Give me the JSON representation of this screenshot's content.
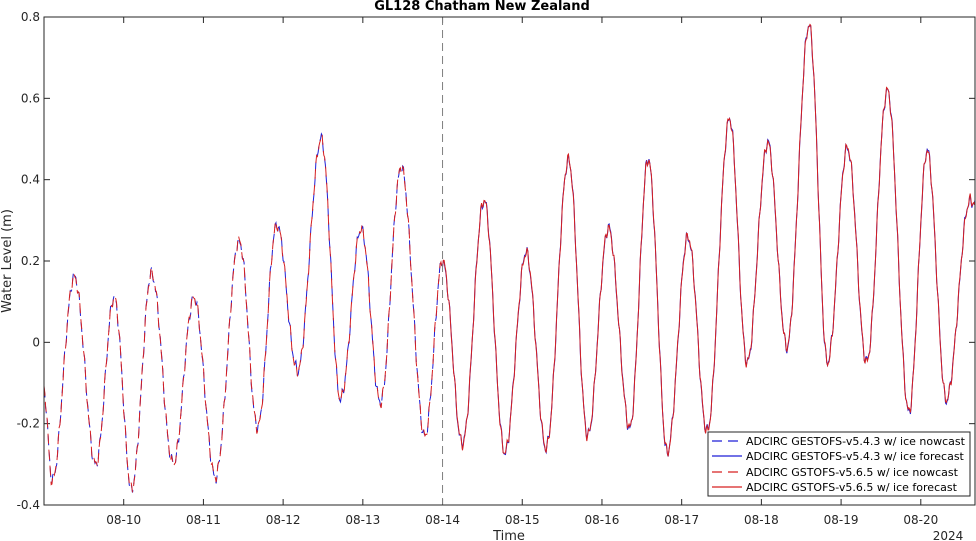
{
  "chart_data": {
    "type": "line",
    "title": "GL128 Chatham New Zealand",
    "xlabel": "Time",
    "ylabel": "Water Level (m)",
    "year_label": "2024",
    "ylim": [
      -0.4,
      0.8
    ],
    "yticks": [
      -0.4,
      -0.2,
      0,
      0.2,
      0.4,
      0.6,
      0.8
    ],
    "ytick_labels": [
      "-0.4",
      "-0.2",
      "0",
      "0.2",
      "0.4",
      "0.6",
      "0.8"
    ],
    "xlim_days": [
      9.0,
      20.68
    ],
    "xticks_days": [
      10,
      11,
      12,
      13,
      14,
      15,
      16,
      17,
      18,
      19,
      20
    ],
    "xtick_labels": [
      "08-10",
      "08-11",
      "08-12",
      "08-13",
      "08-14",
      "08-15",
      "08-16",
      "08-17",
      "08-18",
      "08-19",
      "08-20"
    ],
    "forecast_start_day": 14.0,
    "legend_position": "bottom-right",
    "series": [
      {
        "name": "ADCIRC GESTOFS-v5.4.3 w/ ice nowcast",
        "color": "#1f1fd6",
        "style": "dashed",
        "offset": 0.004
      },
      {
        "name": "ADCIRC GESTOFS-v5.4.3 w/ ice forecast",
        "color": "#1f1fd6",
        "style": "solid",
        "offset": 0.004
      },
      {
        "name": "ADCIRC GSTOFS-v5.6.5 w/ ice nowcast",
        "color": "#d62020",
        "style": "dashed",
        "offset": 0.0
      },
      {
        "name": "ADCIRC GSTOFS-v5.6.5 w/ ice forecast",
        "color": "#d62020",
        "style": "solid",
        "offset": 0.0
      }
    ],
    "extrema": [
      [
        9.0,
        -0.12
      ],
      [
        9.1,
        -0.34
      ],
      [
        9.38,
        0.16
      ],
      [
        9.65,
        -0.3
      ],
      [
        9.88,
        0.11
      ],
      [
        10.1,
        -0.36
      ],
      [
        10.35,
        0.17
      ],
      [
        10.62,
        -0.3
      ],
      [
        10.88,
        0.11
      ],
      [
        11.15,
        -0.33
      ],
      [
        11.45,
        0.25
      ],
      [
        11.68,
        -0.21
      ],
      [
        11.92,
        0.29
      ],
      [
        12.18,
        -0.07
      ],
      [
        12.48,
        0.5
      ],
      [
        12.72,
        -0.14
      ],
      [
        12.98,
        0.28
      ],
      [
        13.22,
        -0.15
      ],
      [
        13.48,
        0.43
      ],
      [
        13.78,
        -0.23
      ],
      [
        14.0,
        0.2
      ],
      [
        14.25,
        -0.25
      ],
      [
        14.52,
        0.35
      ],
      [
        14.78,
        -0.27
      ],
      [
        15.05,
        0.22
      ],
      [
        15.3,
        -0.26
      ],
      [
        15.58,
        0.45
      ],
      [
        15.82,
        -0.23
      ],
      [
        16.08,
        0.28
      ],
      [
        16.35,
        -0.21
      ],
      [
        16.58,
        0.45
      ],
      [
        16.82,
        -0.27
      ],
      [
        17.08,
        0.26
      ],
      [
        17.32,
        -0.22
      ],
      [
        17.6,
        0.55
      ],
      [
        17.82,
        -0.05
      ],
      [
        18.08,
        0.49
      ],
      [
        18.32,
        -0.01
      ],
      [
        18.6,
        0.78
      ],
      [
        18.83,
        -0.05
      ],
      [
        19.08,
        0.48
      ],
      [
        19.32,
        -0.05
      ],
      [
        19.58,
        0.62
      ],
      [
        19.85,
        -0.17
      ],
      [
        20.08,
        0.47
      ],
      [
        20.32,
        -0.14
      ],
      [
        20.62,
        0.35
      ],
      [
        20.68,
        0.34
      ]
    ]
  }
}
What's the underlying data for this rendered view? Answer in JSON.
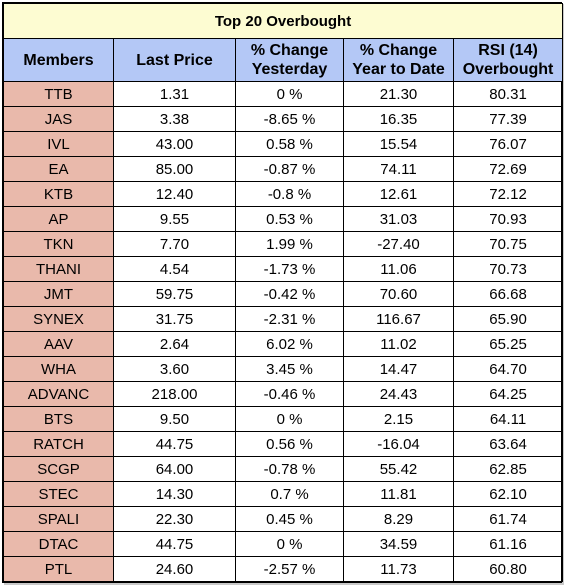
○ ○ ○
> [Exercise task] Pick out the lines above containing the word "GSTOFS", then copy them.

> [Result below]
        "name": "ADCIRC GSTOFS-v5.6.5 w/ ice nowcast",
        "name": "ADCIRC GSTOFS-v5.6.5 w/ ice forecast",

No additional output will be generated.